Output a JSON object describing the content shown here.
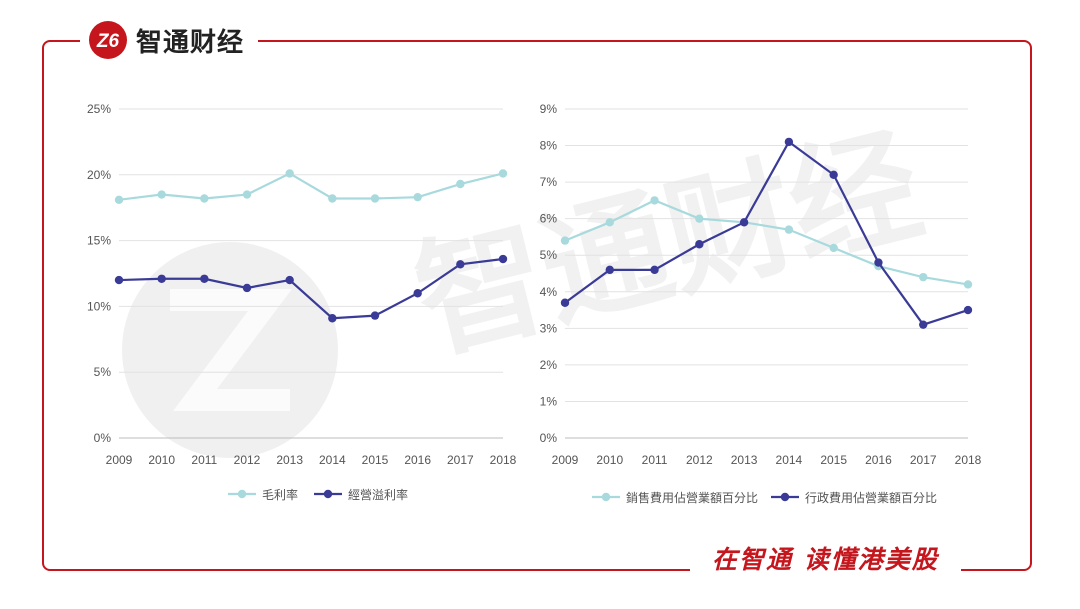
{
  "brand": {
    "logo_text": "Z6",
    "name": "智通财经"
  },
  "slogan": "在智通 读懂港美股",
  "watermark_text": "智通财经",
  "colors": {
    "frame": "#c4161c",
    "light_series": "#a8dadd",
    "dark_series": "#3a3a97",
    "grid": "#e2e2e2"
  },
  "chart_data": [
    {
      "type": "line",
      "title": "",
      "xlabel": "",
      "ylabel": "",
      "categories": [
        "2009",
        "2010",
        "2011",
        "2012",
        "2013",
        "2014",
        "2015",
        "2016",
        "2017",
        "2018"
      ],
      "yticks": [
        "0%",
        "5%",
        "10%",
        "15%",
        "20%",
        "25%"
      ],
      "ylim": [
        0,
        25
      ],
      "series": [
        {
          "name": "毛利率",
          "color": "#a8dadd",
          "values": [
            18.1,
            18.5,
            18.2,
            18.5,
            20.1,
            18.2,
            18.2,
            18.3,
            19.3,
            20.1
          ]
        },
        {
          "name": "經營溢利率",
          "color": "#3a3a97",
          "values": [
            12.0,
            12.1,
            12.1,
            11.4,
            12.0,
            9.1,
            9.3,
            11.0,
            13.2,
            13.6
          ]
        }
      ],
      "legend": "bottom"
    },
    {
      "type": "line",
      "title": "",
      "xlabel": "",
      "ylabel": "",
      "categories": [
        "2009",
        "2010",
        "2011",
        "2012",
        "2013",
        "2014",
        "2015",
        "2016",
        "2017",
        "2018"
      ],
      "yticks": [
        "0%",
        "1%",
        "2%",
        "3%",
        "4%",
        "5%",
        "6%",
        "7%",
        "8%",
        "9%"
      ],
      "ylim": [
        0,
        9
      ],
      "series": [
        {
          "name": "銷售費用佔營業額百分比",
          "color": "#a8dadd",
          "values": [
            5.4,
            5.9,
            6.5,
            6.0,
            5.9,
            5.7,
            5.2,
            4.7,
            4.4,
            4.2
          ]
        },
        {
          "name": "行政費用佔營業額百分比",
          "color": "#3a3a97",
          "values": [
            3.7,
            4.6,
            4.6,
            5.3,
            5.9,
            8.1,
            7.2,
            4.8,
            3.1,
            3.5
          ]
        }
      ],
      "legend": "bottom"
    }
  ]
}
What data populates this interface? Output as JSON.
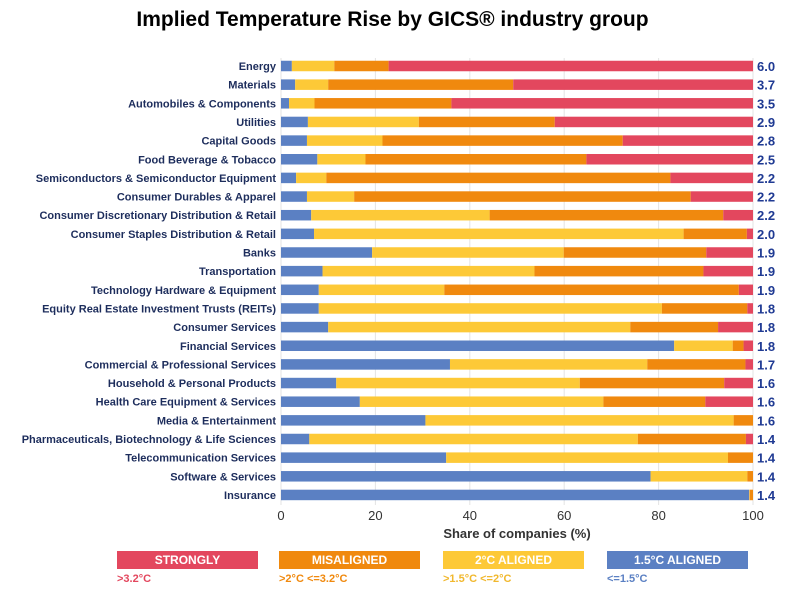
{
  "chart_data": {
    "type": "bar",
    "orientation": "horizontal",
    "stacked": true,
    "title": "Implied Temperature Rise by GICS® industry group",
    "xlabel": "Share of companies (%)",
    "ylabel": "",
    "xlim": [
      0,
      100
    ],
    "xticks": [
      "0",
      "20",
      "40",
      "60",
      "80",
      "100"
    ],
    "categories": [
      "Energy",
      "Materials",
      "Automobiles & Components",
      "Utilities",
      "Capital Goods",
      "Food Beverage & Tobacco",
      "Semiconductors & Semiconductor Equipment",
      "Consumer Durables & Apparel",
      "Consumer Discretionary Distribution & Retail",
      "Consumer Staples Distribution & Retail",
      "Banks",
      "Transportation",
      "Technology Hardware & Equipment",
      "Equity Real Estate Investment Trusts (REITs)",
      "Consumer Services",
      "Financial Services",
      "Commercial & Professional Services",
      "Household & Personal Products",
      "Health Care Equipment & Services",
      "Media & Entertainment",
      "Pharmaceuticals, Biotechnology & Life Sciences",
      "Telecommunication Services",
      "Software & Services",
      "Insurance"
    ],
    "temperatures": [
      "6.0",
      "3.7",
      "3.5",
      "2.9",
      "2.8",
      "2.5",
      "2.2",
      "2.2",
      "2.2",
      "2.0",
      "1.9",
      "1.9",
      "1.9",
      "1.8",
      "1.8",
      "1.8",
      "1.7",
      "1.6",
      "1.6",
      "1.6",
      "1.4",
      "1.4",
      "1.4",
      "1.4"
    ],
    "series": [
      {
        "name": "1.5°C ALIGNED",
        "range": "<=1.5°C",
        "color": "#5b80c3",
        "values": [
          2.3,
          3.0,
          1.7,
          5.7,
          5.5,
          7.7,
          3.2,
          5.5,
          6.4,
          7.0,
          19.3,
          8.8,
          8.0,
          8.0,
          10.0,
          83.3,
          35.8,
          11.7,
          16.7,
          30.6,
          6.0,
          35.0,
          78.3,
          99.2
        ]
      },
      {
        "name": "2°C ALIGNED",
        "range": ">1.5°C <=2°C",
        "color": "#fdc937",
        "values": [
          9.0,
          7.0,
          5.4,
          23.5,
          16.0,
          10.2,
          6.4,
          10.0,
          37.8,
          78.3,
          40.6,
          44.9,
          26.6,
          72.7,
          64.0,
          12.4,
          41.8,
          51.6,
          51.6,
          65.3,
          69.6,
          59.7,
          20.5,
          0.1
        ]
      },
      {
        "name": "MISALIGNED",
        "range": ">2°C <=3.2°C",
        "color": "#f0890e",
        "values": [
          11.5,
          39.2,
          29.0,
          28.8,
          50.9,
          46.8,
          72.9,
          71.3,
          49.5,
          13.4,
          30.2,
          35.8,
          62.4,
          18.1,
          18.6,
          2.3,
          20.8,
          30.6,
          21.6,
          4.1,
          22.9,
          5.3,
          1.2,
          0.7
        ]
      },
      {
        "name": "STRONGLY MISALIGNED",
        "range": ">3.2°C",
        "color": "#e3475e",
        "values": [
          77.2,
          50.8,
          63.9,
          42.0,
          27.6,
          35.3,
          17.5,
          13.2,
          6.3,
          1.3,
          9.9,
          10.5,
          3.0,
          1.2,
          7.4,
          2.0,
          1.6,
          6.1,
          10.1,
          0.0,
          1.5,
          0.0,
          0.0,
          0.0
        ]
      }
    ],
    "legend": {
      "position": "bottom",
      "items": [
        {
          "label": "STRONGLY MISALIGNED",
          "sub": ">3.2°C",
          "color": "#e3475e",
          "sub_color": "#e3475e"
        },
        {
          "label": "MISALIGNED",
          "sub": ">2°C <=3.2°C",
          "color": "#f0890e",
          "sub_color": "#f0890e"
        },
        {
          "label": "2°C ALIGNED",
          "sub": ">1.5°C <=2°C",
          "color": "#fdc937",
          "sub_color": "#f1b82e"
        },
        {
          "label": "1.5°C ALIGNED",
          "sub": "<=1.5°C",
          "color": "#5b80c3",
          "sub_color": "#5b80c3"
        }
      ]
    },
    "grid": true,
    "label_color": "#1d2d5c",
    "value_color": "#1f3a93"
  }
}
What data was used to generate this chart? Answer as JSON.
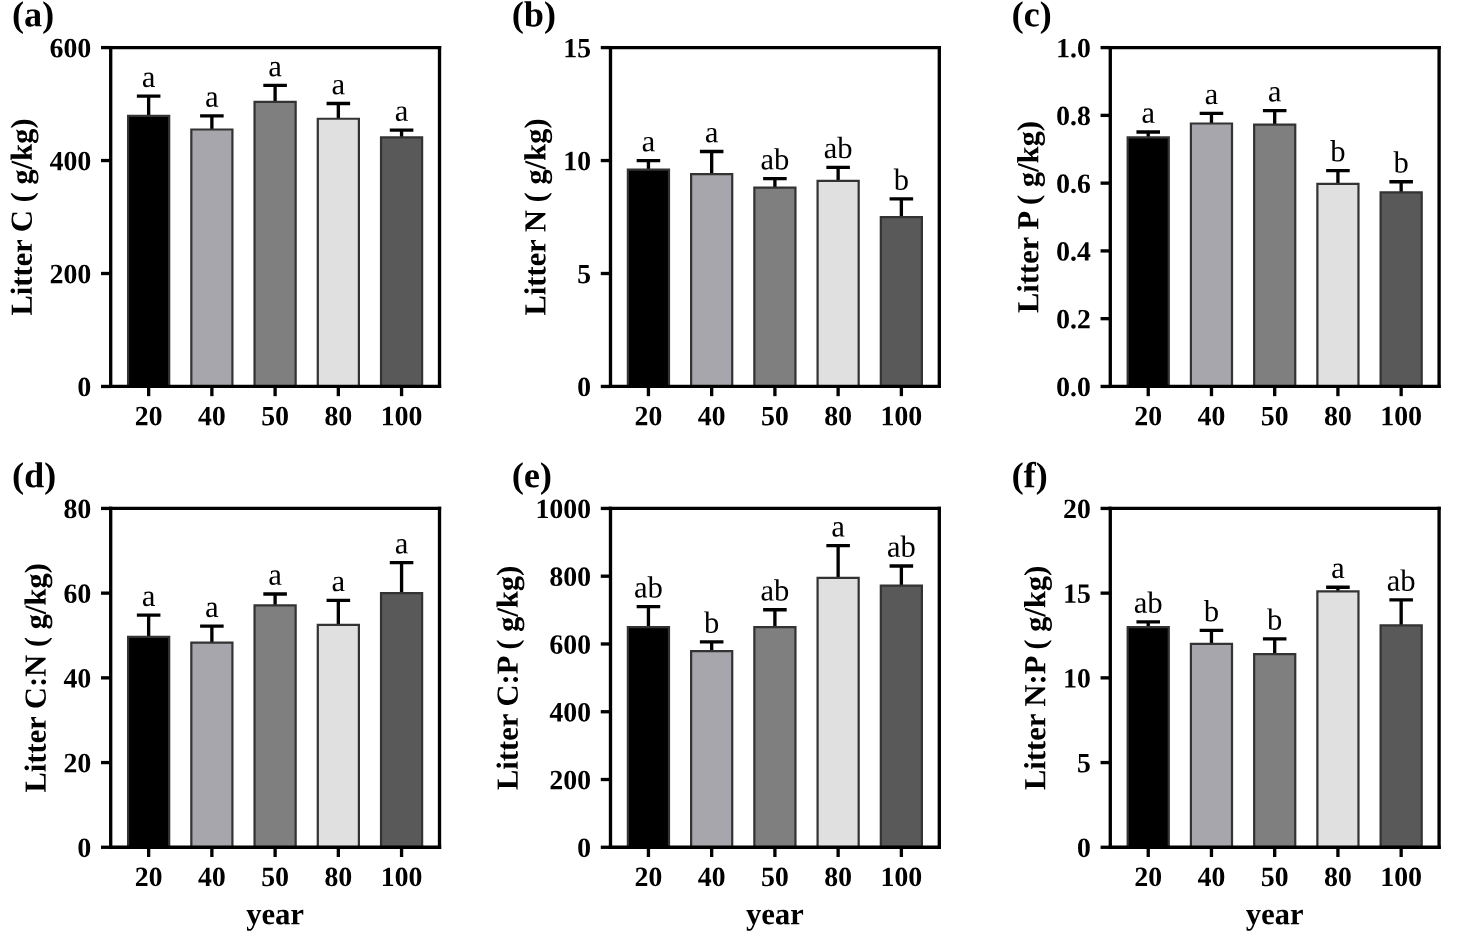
+-------+
Print all the records again exactly; do not include any picture.

Output a JSON object describing the content shown here.
{
  "brand": {
    "logo_text": "Z6",
    "name": "智通财经"
  },
  "slogan": "在智通 读懂港美股",
  "watermark_text": "智通财经",
  "colors": {
    "frame": "#c4161c",
    "light_series": "#a8dadd",
    "dark_series": "#3a3a97",
    "grid": "#e2e2e2"
  },
  "chart_data": [
    {
      "type": "line",
      "title": "",
      "xlabel": "",
      "ylabel": "",
      "categories": [
        "2009",
        "2010",
        "2011",
        "2012",
        "2013",
        "2014",
        "2015",
        "2016",
        "2017",
        "2018"
      ],
      "yticks": [
        "0%",
        "5%",
        "10%",
        "15%",
        "20%",
        "25%"
      ],
      "ylim": [
        0,
        25
      ],
      "series": [
        {
          "name": "毛利率",
          "color": "#a8dadd",
          "values": [
            18.1,
            18.5,
            18.2,
            18.5,
            20.1,
            18.2,
            18.2,
            18.3,
            19.3,
            20.1
          ]
        },
        {
          "name": "經營溢利率",
          "color": "#3a3a97",
          "values": [
            12.0,
            12.1,
            12.1,
            11.4,
            12.0,
            9.1,
            9.3,
            11.0,
            13.2,
            13.6
          ]
        }
      ],
      "legend": "bottom"
    },
    {
      "type": "line",
      "title": "",
      "xlabel": "",
      "ylabel": "",
      "categories": [
        "2009",
        "2010",
        "2011",
        "2012",
        "2013",
        "2014",
        "2015",
        "2016",
        "2017",
        "2018"
      ],
      "yticks": [
        "0%",
        "1%",
        "2%",
        "3%",
        "4%",
        "5%",
        "6%",
        "7%",
        "8%",
        "9%"
      ],
      "ylim": [
        0,
        9
      ],
      "series": [
        {
          "name": "銷售費用佔營業額百分比",
          "color": "#a8dadd",
          "values": [
            5.4,
            5.9,
            6.5,
            6.0,
            5.9,
            5.7,
            5.2,
            4.7,
            4.4,
            4.2
          ]
        },
        {
          "name": "行政費用佔營業額百分比",
          "color": "#3a3a97",
          "values": [
            3.7,
            4.6,
            4.6,
            5.3,
            5.9,
            8.1,
            7.2,
            4.8,
            3.1,
            3.5
          ]
        }
      ],
      "legend": "bottom"
    }
  ]
}
What data populates this interface? Output as JSON.
{
  "chart_data": {
    "type": "bar",
    "orientation": "horizontal",
    "stacked": true,
    "title": "Implied Temperature Rise by GICS® industry group",
    "xlabel": "Share of companies (%)",
    "ylabel": "",
    "xlim": [
      0,
      100
    ],
    "xticks": [
      "0",
      "20",
      "40",
      "60",
      "80",
      "100"
    ],
    "categories": [
      "Energy",
      "Materials",
      "Automobiles & Components",
      "Utilities",
      "Capital Goods",
      "Food Beverage & Tobacco",
      "Semiconductors & Semiconductor Equipment",
      "Consumer Durables & Apparel",
      "Consumer Discretionary Distribution & Retail",
      "Consumer Staples Distribution & Retail",
      "Banks",
      "Transportation",
      "Technology Hardware & Equipment",
      "Equity Real Estate Investment Trusts (REITs)",
      "Consumer Services",
      "Financial Services",
      "Commercial & Professional Services",
      "Household & Personal Products",
      "Health Care Equipment & Services",
      "Media & Entertainment",
      "Pharmaceuticals, Biotechnology & Life Sciences",
      "Telecommunication Services",
      "Software & Services",
      "Insurance"
    ],
    "temperatures": [
      "6.0",
      "3.7",
      "3.5",
      "2.9",
      "2.8",
      "2.5",
      "2.2",
      "2.2",
      "2.2",
      "2.0",
      "1.9",
      "1.9",
      "1.9",
      "1.8",
      "1.8",
      "1.8",
      "1.7",
      "1.6",
      "1.6",
      "1.6",
      "1.4",
      "1.4",
      "1.4",
      "1.4"
    ],
    "series": [
      {
        "name": "1.5°C ALIGNED",
        "range": "<=1.5°C",
        "color": "#5b80c3",
        "values": [
          2.3,
          3.0,
          1.7,
          5.7,
          5.5,
          7.7,
          3.2,
          5.5,
          6.4,
          7.0,
          19.3,
          8.8,
          8.0,
          8.0,
          10.0,
          83.3,
          35.8,
          11.7,
          16.7,
          30.6,
          6.0,
          35.0,
          78.3,
          99.2
        ]
      },
      {
        "name": "2°C ALIGNED",
        "range": ">1.5°C <=2°C",
        "color": "#fdc937",
        "values": [
          9.0,
          7.0,
          5.4,
          23.5,
          16.0,
          10.2,
          6.4,
          10.0,
          37.8,
          78.3,
          40.6,
          44.9,
          26.6,
          72.7,
          64.0,
          12.4,
          41.8,
          51.6,
          51.6,
          65.3,
          69.6,
          59.7,
          20.5,
          0.1
        ]
      },
      {
        "name": "MISALIGNED",
        "range": ">2°C <=3.2°C",
        "color": "#f0890e",
        "values": [
          11.5,
          39.2,
          29.0,
          28.8,
          50.9,
          46.8,
          72.9,
          71.3,
          49.5,
          13.4,
          30.2,
          35.8,
          62.4,
          18.1,
          18.6,
          2.3,
          20.8,
          30.6,
          21.6,
          4.1,
          22.9,
          5.3,
          1.2,
          0.7
        ]
      },
      {
        "name": "STRONGLY MISALIGNED",
        "range": ">3.2°C",
        "color": "#e3475e",
        "values": [
          77.2,
          50.8,
          63.9,
          42.0,
          27.6,
          35.3,
          17.5,
          13.2,
          6.3,
          1.3,
          9.9,
          10.5,
          3.0,
          1.2,
          7.4,
          2.0,
          1.6,
          6.1,
          10.1,
          0.0,
          1.5,
          0.0,
          0.0,
          0.0
        ]
      }
    ],
    "legend": {
      "position": "bottom",
      "items": [
        {
          "label": "STRONGLY MISALIGNED",
          "sub": ">3.2°C",
          "color": "#e3475e",
          "sub_color": "#e3475e"
        },
        {
          "label": "MISALIGNED",
          "sub": ">2°C <=3.2°C",
          "color": "#f0890e",
          "sub_color": "#f0890e"
        },
        {
          "label": "2°C ALIGNED",
          "sub": ">1.5°C <=2°C",
          "color": "#fdc937",
          "sub_color": "#f1b82e"
        },
        {
          "label": "1.5°C ALIGNED",
          "sub": "<=1.5°C",
          "color": "#5b80c3",
          "sub_color": "#5b80c3"
        }
      ]
    },
    "grid": true,
    "label_color": "#1d2d5c",
    "value_color": "#1f3a93"
  }
}
What data was used to generate this chart? Answer as JSON.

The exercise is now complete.